>> BEGIN Working data

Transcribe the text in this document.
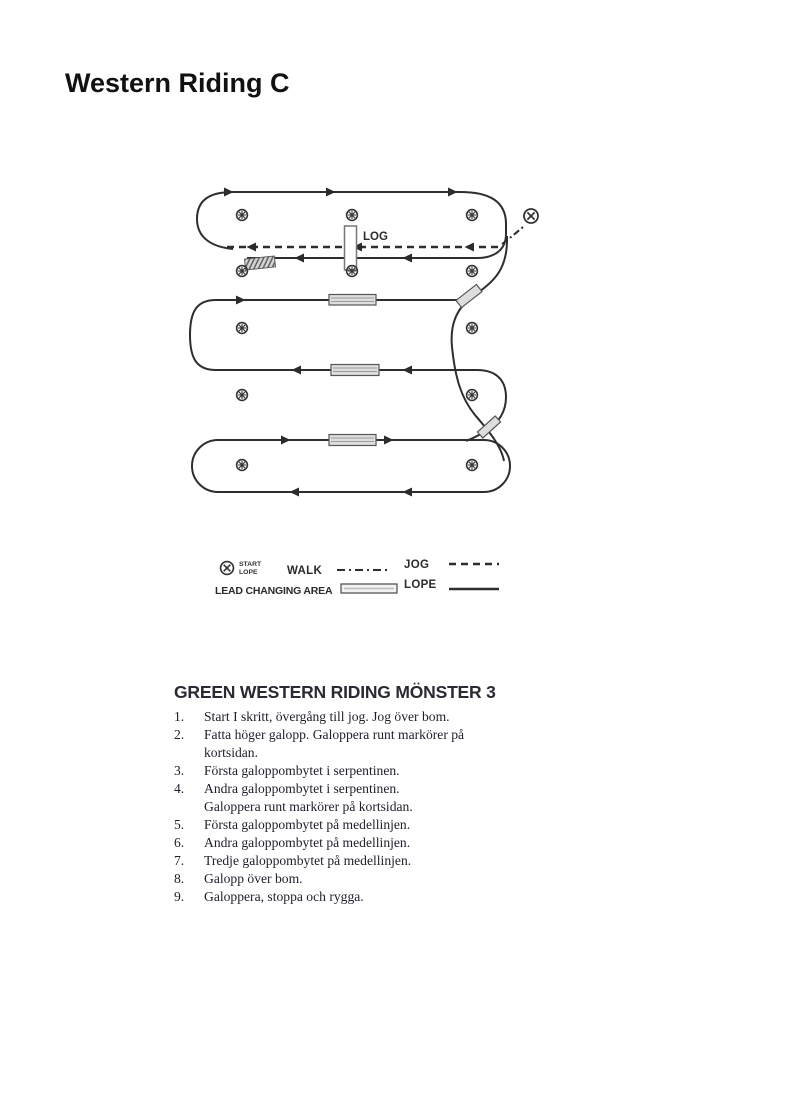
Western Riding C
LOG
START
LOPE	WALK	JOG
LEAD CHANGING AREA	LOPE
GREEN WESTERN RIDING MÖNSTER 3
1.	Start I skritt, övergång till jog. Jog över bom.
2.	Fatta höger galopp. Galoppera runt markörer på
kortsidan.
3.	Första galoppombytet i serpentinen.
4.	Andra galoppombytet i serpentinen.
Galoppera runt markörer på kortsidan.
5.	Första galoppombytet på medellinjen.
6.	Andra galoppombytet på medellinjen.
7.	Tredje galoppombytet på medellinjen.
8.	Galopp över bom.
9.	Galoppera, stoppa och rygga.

>> END Working data

Objective =>
Transcribe the material exactly, keeping every word and none of the pictures.

The reply =>
Transcribe the text in this document.
Western Riding C
LOG
START
LOPE	WALK	JOG
LEAD CHANGING AREA	LOPE
GREEN WESTERN RIDING MÖNSTER 3
1.	Start I skritt, övergång till jog. Jog över bom.
2.	Fatta höger galopp. Galoppera runt markörer på
kortsidan.
3.	Första galoppombytet i serpentinen.
4.	Andra galoppombytet i serpentinen.
Galoppera runt markörer på kortsidan.
5.	Första galoppombytet på medellinjen.
6.	Andra galoppombytet på medellinjen.
7.	Tredje galoppombytet på medellinjen.
8.	Galopp över bom.
9.	Galoppera, stoppa och rygga.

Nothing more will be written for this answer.